**Task prompt**. Print every entry word for word, but omit the pictures.

# Record excerpts start

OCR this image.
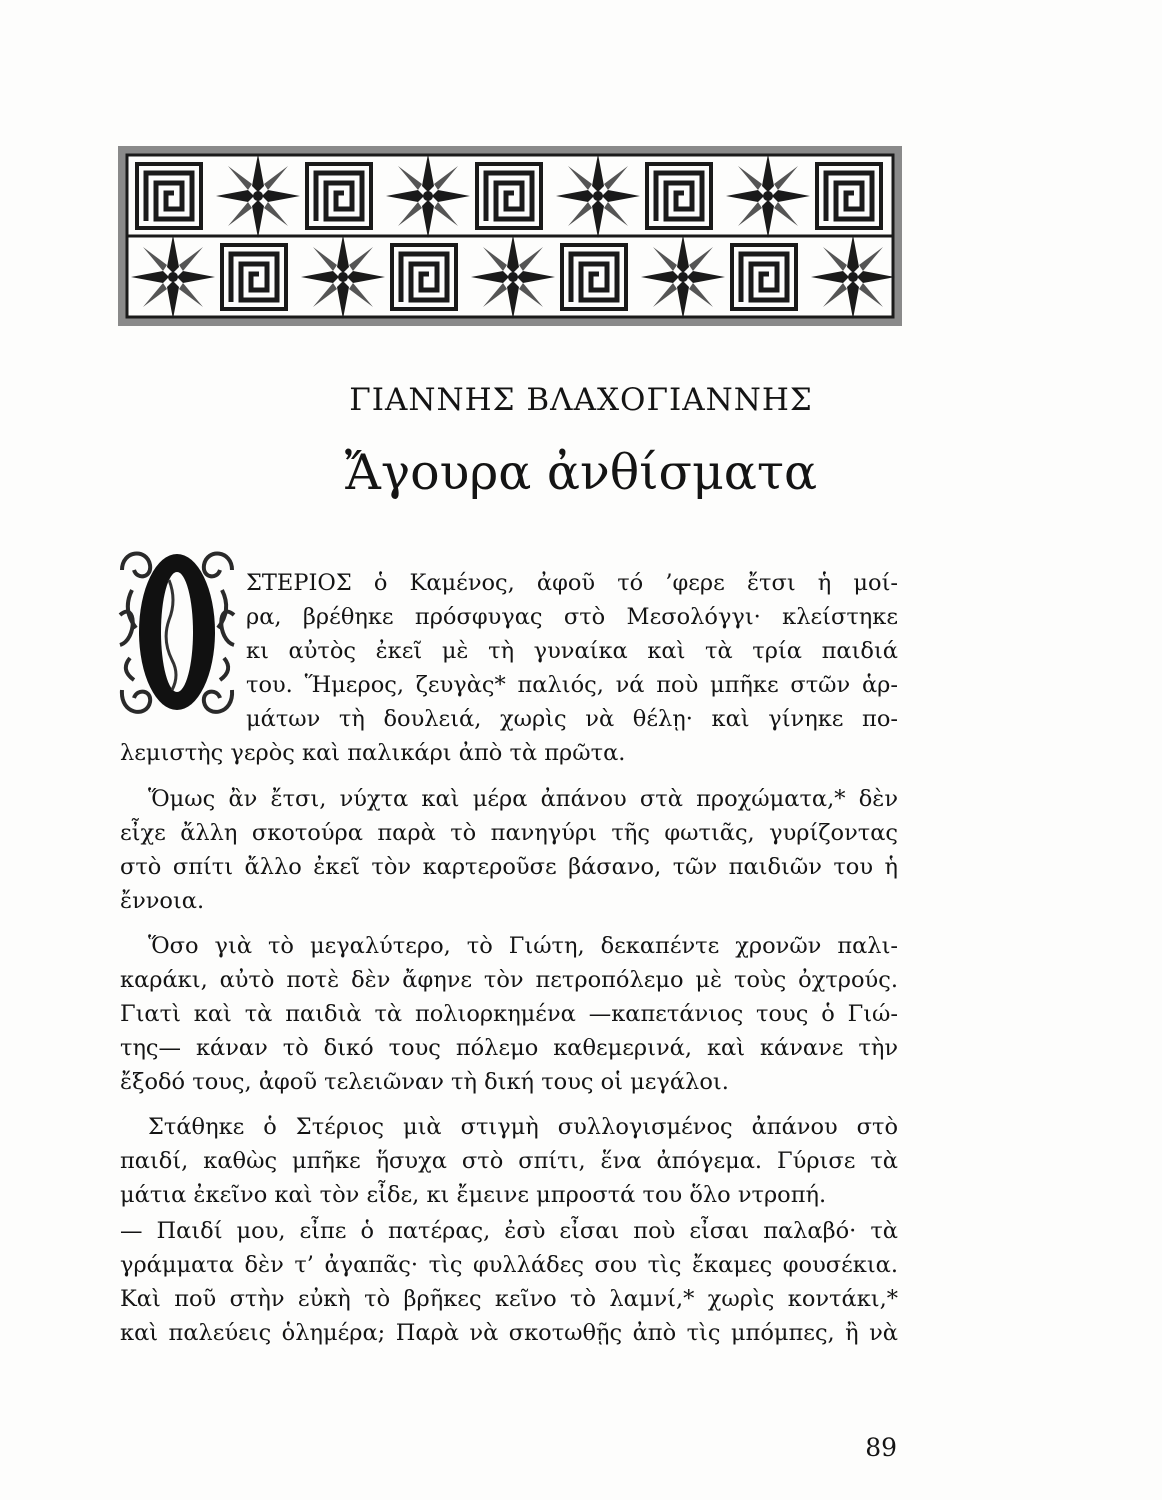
ΓΙΑΝΝΗΣ ΒΛΑΧΟΓΙΑΝΝΗΣ
Ἄγουρα ἀνθίσματα
ΣΤΕΡΙΟΣ ὁ Καμένος, ἀφοῦ τό ’φερε ἔτσι ἡ μοί-
ρα, βρέθηκε πρόσφυγας στὸ Μεσολόγγι· κλείστηκε
κι αὐτὸς ἐκεῖ μὲ τὴ γυναίκα καὶ τὰ τρία παιδιά
του. Ἥμερος, ζευγὰς* παλιός, νά ποὺ μπῆκε στῶν ἁρ-
μάτων τὴ δουλειά, χωρὶς νὰ θέλῃ· καὶ γίνηκε πο-
λεμιστὴς γερὸς καὶ παλικάρι ἀπὸ τὰ πρῶτα.
Ὅμως ἂν ἔτσι, νύχτα καὶ μέρα ἀπάνου στὰ προχώματα,* δὲν
εἶχε ἄλλη σκοτούρα παρὰ τὸ πανηγύρι τῆς φωτιᾶς, γυρίζοντας
στὸ σπίτι ἄλλο ἐκεῖ τὸν καρτεροῦσε βάσανο, τῶν παιδιῶν του ἡ
ἔννοια.
Ὅσο γιὰ τὸ μεγαλύτερο, τὸ Γιώτη, δεκαπέντε χρονῶν παλι-
καράκι, αὐτὸ ποτὲ δὲν ἄφηνε τὸν πετροπόλεμο μὲ τοὺς ὀχτρούς.
Γιατὶ καὶ τὰ παιδιὰ τὰ πολιορκημένα —καπετάνιος τους ὁ Γιώ-
της— κάναν τὸ δικό τους πόλεμο καθεμερινά, καὶ κάνανε τὴν
ἔξοδό τους, ἀφοῦ τελειῶναν τὴ δική τους οἱ μεγάλοι.
Στάθηκε ὁ Στέριος μιὰ στιγμὴ συλλογισμένος ἀπάνου στὸ
παιδί, καθὼς μπῆκε ἥσυχα στὸ σπίτι, ἕνα ἀπόγεμα. Γύρισε τὰ
μάτια ἐκεῖνο καὶ τὸν εἶδε, κι ἔμεινε μπροστά του ὅλο ντροπή.
— Παιδί μου, εἶπε ὁ πατέρας, ἐσὺ εἶσαι ποὺ εἶσαι παλαβό· τὰ
γράμματα δὲν τ’ ἀγαπᾶς· τὶς φυλλάδες σου τὶς ἔκαμες φουσέκια.
Καὶ ποῦ στὴν εὐκὴ τὸ βρῆκες κεῖνο τὸ λαμνί,* χωρὶς κοντάκι,*
καὶ παλεύεις ὁλημέρα; Παρὰ νὰ σκοτωθῇς ἀπὸ τὶς μπόμπες, ἢ νὰ
89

# Record excerpts end

**Full response**.
OCR this image.
ΓΙΑΝΝΗΣ ΒΛΑΧΟΓΙΑΝΝΗΣ
Ἄγουρα ἀνθίσματα
ΣΤΕΡΙΟΣ ὁ Καμένος, ἀφοῦ τό ’φερε ἔτσι ἡ μοί-
ρα, βρέθηκε πρόσφυγας στὸ Μεσολόγγι· κλείστηκε
κι αὐτὸς ἐκεῖ μὲ τὴ γυναίκα καὶ τὰ τρία παιδιά
του. Ἥμερος, ζευγὰς* παλιός, νά ποὺ μπῆκε στῶν ἁρ-
μάτων τὴ δουλειά, χωρὶς νὰ θέλῃ· καὶ γίνηκε πο-
λεμιστὴς γερὸς καὶ παλικάρι ἀπὸ τὰ πρῶτα.
Ὅμως ἂν ἔτσι, νύχτα καὶ μέρα ἀπάνου στὰ προχώματα,* δὲν
εἶχε ἄλλη σκοτούρα παρὰ τὸ πανηγύρι τῆς φωτιᾶς, γυρίζοντας
στὸ σπίτι ἄλλο ἐκεῖ τὸν καρτεροῦσε βάσανο, τῶν παιδιῶν του ἡ
ἔννοια.
Ὅσο γιὰ τὸ μεγαλύτερο, τὸ Γιώτη, δεκαπέντε χρονῶν παλι-
καράκι, αὐτὸ ποτὲ δὲν ἄφηνε τὸν πετροπόλεμο μὲ τοὺς ὀχτρούς.
Γιατὶ καὶ τὰ παιδιὰ τὰ πολιορκημένα —καπετάνιος τους ὁ Γιώ-
της— κάναν τὸ δικό τους πόλεμο καθεμερινά, καὶ κάνανε τὴν
ἔξοδό τους, ἀφοῦ τελειῶναν τὴ δική τους οἱ μεγάλοι.
Στάθηκε ὁ Στέριος μιὰ στιγμὴ συλλογισμένος ἀπάνου στὸ
παιδί, καθὼς μπῆκε ἥσυχα στὸ σπίτι, ἕνα ἀπόγεμα. Γύρισε τὰ
μάτια ἐκεῖνο καὶ τὸν εἶδε, κι ἔμεινε μπροστά του ὅλο ντροπή.
— Παιδί μου, εἶπε ὁ πατέρας, ἐσὺ εἶσαι ποὺ εἶσαι παλαβό· τὰ
γράμματα δὲν τ’ ἀγαπᾶς· τὶς φυλλάδες σου τὶς ἔκαμες φουσέκια.
Καὶ ποῦ στὴν εὐκὴ τὸ βρῆκες κεῖνο τὸ λαμνί,* χωρὶς κοντάκι,*
καὶ παλεύεις ὁλημέρα; Παρὰ νὰ σκοτωθῇς ἀπὸ τὶς μπόμπες, ἢ νὰ
89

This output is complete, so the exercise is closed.